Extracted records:
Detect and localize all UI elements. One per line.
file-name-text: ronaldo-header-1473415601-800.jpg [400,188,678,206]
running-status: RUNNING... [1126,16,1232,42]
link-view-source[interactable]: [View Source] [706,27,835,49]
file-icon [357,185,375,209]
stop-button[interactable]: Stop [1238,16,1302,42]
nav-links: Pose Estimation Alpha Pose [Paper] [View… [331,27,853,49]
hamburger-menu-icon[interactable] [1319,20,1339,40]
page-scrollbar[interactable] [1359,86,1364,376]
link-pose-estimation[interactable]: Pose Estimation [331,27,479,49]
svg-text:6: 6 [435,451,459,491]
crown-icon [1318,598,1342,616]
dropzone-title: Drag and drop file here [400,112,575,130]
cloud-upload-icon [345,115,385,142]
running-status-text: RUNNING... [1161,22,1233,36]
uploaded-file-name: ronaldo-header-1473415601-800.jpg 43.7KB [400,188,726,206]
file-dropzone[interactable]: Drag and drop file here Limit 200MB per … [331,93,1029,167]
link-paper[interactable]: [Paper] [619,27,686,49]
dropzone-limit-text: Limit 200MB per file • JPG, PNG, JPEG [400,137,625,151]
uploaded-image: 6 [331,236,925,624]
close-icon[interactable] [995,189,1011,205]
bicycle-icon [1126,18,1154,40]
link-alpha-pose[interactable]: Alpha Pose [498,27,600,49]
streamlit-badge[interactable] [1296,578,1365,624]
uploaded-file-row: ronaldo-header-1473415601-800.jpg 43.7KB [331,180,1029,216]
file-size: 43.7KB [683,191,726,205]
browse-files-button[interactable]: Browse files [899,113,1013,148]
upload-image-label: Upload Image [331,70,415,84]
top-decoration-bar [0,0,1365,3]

● AIM OF THE TASK:
Copy word for word every line of the records from the very first one through the line that contains "file-size: 43.7KB [683,191,726,205]", including both of those lines.

● WRITTEN REPLY:
Detect and localize all UI elements. One per line.
file-name-text: ronaldo-header-1473415601-800.jpg [400,188,678,206]
running-status: RUNNING... [1126,16,1232,42]
link-view-source[interactable]: [View Source] [706,27,835,49]
file-icon [357,185,375,209]
stop-button[interactable]: Stop [1238,16,1302,42]
nav-links: Pose Estimation Alpha Pose [Paper] [View… [331,27,853,49]
hamburger-menu-icon[interactable] [1319,20,1339,40]
page-scrollbar[interactable] [1359,86,1364,376]
link-pose-estimation[interactable]: Pose Estimation [331,27,479,49]
svg-text:6: 6 [435,451,459,491]
crown-icon [1318,598,1342,616]
dropzone-title: Drag and drop file here [400,112,575,130]
cloud-upload-icon [345,115,385,142]
running-status-text: RUNNING... [1161,22,1233,36]
uploaded-file-name: ronaldo-header-1473415601-800.jpg 43.7KB [400,188,726,206]
file-dropzone[interactable]: Drag and drop file here Limit 200MB per … [331,93,1029,167]
link-paper[interactable]: [Paper] [619,27,686,49]
dropzone-limit-text: Limit 200MB per file • JPG, PNG, JPEG [400,137,625,151]
uploaded-image: 6 [331,236,925,624]
close-icon[interactable] [995,189,1011,205]
bicycle-icon [1126,18,1154,40]
link-alpha-pose[interactable]: Alpha Pose [498,27,600,49]
streamlit-badge[interactable] [1296,578,1365,624]
uploaded-file-row: ronaldo-header-1473415601-800.jpg 43.7KB [331,180,1029,216]
file-size: 43.7KB [683,191,726,205]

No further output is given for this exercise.